Show all lines that include the string "subtitle"; copy each one.

** begin Material provided **

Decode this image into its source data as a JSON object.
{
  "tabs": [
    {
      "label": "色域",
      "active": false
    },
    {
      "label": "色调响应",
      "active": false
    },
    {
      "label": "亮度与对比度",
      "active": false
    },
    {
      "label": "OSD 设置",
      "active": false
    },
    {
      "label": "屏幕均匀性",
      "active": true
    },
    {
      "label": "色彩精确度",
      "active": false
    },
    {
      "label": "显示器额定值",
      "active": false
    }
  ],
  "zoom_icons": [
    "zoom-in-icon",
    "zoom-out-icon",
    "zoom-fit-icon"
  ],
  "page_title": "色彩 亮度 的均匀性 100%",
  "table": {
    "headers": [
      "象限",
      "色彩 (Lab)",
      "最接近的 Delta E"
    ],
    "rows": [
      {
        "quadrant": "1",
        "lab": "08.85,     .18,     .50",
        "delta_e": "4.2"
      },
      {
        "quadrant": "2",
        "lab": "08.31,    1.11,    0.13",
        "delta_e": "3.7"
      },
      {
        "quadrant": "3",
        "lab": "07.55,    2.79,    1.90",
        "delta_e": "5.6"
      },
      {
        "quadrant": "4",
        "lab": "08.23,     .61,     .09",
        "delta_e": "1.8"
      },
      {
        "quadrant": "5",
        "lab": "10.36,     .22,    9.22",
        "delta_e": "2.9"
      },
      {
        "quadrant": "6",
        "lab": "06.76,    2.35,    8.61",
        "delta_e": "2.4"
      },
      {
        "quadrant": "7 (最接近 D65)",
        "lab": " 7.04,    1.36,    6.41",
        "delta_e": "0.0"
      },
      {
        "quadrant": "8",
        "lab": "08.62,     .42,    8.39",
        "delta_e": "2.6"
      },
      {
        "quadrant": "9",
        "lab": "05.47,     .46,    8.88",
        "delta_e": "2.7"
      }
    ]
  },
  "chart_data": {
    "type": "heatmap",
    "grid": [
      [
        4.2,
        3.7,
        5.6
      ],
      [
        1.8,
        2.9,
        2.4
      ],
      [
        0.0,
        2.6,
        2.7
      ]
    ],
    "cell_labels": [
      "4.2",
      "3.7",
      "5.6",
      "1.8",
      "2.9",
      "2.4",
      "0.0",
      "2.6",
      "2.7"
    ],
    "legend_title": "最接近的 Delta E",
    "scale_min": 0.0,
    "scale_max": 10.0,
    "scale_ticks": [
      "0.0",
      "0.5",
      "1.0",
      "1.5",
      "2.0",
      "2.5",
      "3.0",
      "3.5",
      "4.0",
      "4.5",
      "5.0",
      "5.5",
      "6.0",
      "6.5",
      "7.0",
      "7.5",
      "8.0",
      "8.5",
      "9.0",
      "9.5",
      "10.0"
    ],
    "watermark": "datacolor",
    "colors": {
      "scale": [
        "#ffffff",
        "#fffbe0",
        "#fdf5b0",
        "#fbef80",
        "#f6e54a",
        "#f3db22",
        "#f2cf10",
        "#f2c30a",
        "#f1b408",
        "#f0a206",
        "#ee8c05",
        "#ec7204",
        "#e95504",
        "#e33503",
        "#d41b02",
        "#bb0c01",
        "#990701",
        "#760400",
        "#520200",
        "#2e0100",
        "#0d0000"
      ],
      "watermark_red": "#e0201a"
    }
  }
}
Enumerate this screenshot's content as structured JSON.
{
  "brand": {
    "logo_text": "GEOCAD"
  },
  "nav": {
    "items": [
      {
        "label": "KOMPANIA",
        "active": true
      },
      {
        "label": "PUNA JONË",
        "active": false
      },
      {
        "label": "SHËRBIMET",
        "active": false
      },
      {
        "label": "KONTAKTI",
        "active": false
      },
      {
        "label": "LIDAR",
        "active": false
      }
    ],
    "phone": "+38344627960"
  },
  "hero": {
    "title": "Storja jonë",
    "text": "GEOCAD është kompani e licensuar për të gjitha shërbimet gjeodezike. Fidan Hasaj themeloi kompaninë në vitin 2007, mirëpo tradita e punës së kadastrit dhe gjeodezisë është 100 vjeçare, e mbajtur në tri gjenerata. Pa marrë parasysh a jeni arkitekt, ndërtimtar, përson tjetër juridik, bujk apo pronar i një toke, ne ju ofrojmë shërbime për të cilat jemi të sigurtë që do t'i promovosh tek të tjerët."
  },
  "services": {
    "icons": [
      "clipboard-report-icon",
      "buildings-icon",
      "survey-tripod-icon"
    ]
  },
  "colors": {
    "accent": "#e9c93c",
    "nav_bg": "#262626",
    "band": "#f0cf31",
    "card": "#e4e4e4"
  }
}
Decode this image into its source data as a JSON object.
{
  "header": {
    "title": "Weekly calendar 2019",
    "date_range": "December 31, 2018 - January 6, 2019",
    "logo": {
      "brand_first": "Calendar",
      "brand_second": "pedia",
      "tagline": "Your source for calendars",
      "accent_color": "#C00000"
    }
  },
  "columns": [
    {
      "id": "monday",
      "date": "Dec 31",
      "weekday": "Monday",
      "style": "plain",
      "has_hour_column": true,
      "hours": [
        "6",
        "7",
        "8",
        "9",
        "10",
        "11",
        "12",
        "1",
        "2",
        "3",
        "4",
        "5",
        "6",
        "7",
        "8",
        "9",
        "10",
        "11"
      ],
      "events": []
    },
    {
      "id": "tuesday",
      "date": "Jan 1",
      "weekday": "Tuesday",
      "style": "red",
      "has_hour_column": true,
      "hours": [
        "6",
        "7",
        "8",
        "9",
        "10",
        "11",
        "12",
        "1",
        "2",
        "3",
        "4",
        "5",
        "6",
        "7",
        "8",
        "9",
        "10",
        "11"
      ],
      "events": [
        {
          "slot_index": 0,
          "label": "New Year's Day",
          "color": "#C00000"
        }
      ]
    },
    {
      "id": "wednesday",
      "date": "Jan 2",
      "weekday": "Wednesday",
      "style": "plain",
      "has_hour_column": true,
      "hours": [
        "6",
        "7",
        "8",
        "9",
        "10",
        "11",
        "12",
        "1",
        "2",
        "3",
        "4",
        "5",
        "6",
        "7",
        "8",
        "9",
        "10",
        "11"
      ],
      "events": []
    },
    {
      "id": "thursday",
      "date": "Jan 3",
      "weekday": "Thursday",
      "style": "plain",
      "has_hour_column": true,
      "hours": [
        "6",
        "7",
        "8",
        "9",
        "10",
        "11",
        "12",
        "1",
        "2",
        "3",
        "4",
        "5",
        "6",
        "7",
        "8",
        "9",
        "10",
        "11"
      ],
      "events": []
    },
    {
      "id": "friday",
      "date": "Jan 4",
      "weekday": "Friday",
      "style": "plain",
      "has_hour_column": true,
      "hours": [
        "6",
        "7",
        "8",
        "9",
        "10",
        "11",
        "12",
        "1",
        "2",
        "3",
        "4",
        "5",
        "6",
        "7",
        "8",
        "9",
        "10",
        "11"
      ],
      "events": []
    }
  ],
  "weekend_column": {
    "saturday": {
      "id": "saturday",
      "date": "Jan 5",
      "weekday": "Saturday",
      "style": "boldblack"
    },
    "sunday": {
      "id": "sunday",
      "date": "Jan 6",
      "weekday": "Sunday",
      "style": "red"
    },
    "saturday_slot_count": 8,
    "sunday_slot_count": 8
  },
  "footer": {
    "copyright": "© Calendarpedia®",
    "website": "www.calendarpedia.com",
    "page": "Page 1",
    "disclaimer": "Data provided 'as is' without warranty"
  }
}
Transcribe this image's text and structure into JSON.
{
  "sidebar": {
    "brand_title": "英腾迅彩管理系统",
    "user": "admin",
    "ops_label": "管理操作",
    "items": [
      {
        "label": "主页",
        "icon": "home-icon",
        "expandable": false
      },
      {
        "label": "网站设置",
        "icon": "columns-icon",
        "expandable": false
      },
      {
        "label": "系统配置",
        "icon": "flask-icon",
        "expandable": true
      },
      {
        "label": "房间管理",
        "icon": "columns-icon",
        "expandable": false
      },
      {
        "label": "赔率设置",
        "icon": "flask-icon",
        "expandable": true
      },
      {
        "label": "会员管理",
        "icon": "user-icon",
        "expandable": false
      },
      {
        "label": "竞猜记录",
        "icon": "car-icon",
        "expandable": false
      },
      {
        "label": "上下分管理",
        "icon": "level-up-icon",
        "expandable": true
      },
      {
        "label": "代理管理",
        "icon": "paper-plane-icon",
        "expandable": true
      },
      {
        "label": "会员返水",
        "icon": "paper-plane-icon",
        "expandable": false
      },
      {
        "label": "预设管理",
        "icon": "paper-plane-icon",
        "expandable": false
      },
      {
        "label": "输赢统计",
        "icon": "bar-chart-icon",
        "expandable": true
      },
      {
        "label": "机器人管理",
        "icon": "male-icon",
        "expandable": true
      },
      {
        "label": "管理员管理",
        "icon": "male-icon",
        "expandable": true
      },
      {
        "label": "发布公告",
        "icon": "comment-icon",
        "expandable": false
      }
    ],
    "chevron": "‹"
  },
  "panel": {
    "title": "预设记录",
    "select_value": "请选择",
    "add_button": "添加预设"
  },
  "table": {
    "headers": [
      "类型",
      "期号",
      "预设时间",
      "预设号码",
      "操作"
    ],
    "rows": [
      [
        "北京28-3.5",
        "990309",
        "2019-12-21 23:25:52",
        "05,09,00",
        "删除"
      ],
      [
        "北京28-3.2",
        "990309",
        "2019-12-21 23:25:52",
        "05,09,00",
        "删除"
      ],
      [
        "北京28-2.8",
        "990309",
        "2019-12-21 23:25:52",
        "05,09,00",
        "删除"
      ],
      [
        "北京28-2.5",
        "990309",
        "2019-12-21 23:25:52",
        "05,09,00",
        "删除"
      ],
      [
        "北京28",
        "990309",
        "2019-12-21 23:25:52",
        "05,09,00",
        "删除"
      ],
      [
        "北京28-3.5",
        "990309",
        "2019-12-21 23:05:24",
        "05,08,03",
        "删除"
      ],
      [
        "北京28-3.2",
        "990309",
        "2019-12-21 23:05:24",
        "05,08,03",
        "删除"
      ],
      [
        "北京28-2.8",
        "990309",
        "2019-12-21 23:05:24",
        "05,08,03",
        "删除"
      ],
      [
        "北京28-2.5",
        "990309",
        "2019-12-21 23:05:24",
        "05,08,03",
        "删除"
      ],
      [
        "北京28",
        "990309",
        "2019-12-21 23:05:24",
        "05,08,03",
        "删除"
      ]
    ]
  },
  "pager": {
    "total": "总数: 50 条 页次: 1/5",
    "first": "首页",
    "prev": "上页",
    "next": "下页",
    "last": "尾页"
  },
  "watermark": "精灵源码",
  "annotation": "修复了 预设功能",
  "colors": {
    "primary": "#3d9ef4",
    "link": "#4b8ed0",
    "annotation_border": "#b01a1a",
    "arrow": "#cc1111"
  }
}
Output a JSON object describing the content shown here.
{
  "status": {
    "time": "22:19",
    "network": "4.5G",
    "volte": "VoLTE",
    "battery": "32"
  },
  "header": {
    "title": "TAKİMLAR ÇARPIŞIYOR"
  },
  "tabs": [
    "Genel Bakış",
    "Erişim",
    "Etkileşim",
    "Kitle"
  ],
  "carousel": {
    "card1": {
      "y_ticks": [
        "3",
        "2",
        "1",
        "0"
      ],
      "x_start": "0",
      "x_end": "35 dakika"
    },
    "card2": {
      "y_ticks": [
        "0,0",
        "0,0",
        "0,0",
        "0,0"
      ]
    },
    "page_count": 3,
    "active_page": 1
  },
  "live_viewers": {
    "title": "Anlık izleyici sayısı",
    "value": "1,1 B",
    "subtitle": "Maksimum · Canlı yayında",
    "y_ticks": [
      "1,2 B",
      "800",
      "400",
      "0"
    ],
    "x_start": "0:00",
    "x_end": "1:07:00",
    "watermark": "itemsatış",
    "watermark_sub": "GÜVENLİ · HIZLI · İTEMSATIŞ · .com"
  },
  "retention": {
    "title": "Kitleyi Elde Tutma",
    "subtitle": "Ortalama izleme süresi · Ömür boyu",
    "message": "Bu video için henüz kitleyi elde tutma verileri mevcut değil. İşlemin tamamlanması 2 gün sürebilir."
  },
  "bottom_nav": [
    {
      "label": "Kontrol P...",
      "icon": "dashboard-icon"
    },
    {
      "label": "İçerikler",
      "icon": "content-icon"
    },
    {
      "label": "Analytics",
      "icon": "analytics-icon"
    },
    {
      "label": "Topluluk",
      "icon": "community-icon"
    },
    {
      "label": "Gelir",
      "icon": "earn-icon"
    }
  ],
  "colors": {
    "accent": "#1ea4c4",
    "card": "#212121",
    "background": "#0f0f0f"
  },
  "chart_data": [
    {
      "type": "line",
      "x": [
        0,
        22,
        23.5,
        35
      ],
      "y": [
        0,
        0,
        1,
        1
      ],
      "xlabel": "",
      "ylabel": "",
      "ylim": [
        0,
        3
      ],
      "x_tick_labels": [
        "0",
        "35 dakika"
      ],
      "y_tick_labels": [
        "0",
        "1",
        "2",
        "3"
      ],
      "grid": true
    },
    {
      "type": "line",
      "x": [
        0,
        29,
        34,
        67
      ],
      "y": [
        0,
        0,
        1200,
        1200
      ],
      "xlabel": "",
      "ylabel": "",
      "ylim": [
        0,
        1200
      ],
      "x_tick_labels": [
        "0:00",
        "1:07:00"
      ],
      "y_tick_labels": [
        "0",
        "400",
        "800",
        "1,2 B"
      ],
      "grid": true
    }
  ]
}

** end Material provided **

> Response:
    "subtitle": "Maksimum · Canlı yayında",
    "subtitle": "Ortalama izleme süresi · Ömür boyu",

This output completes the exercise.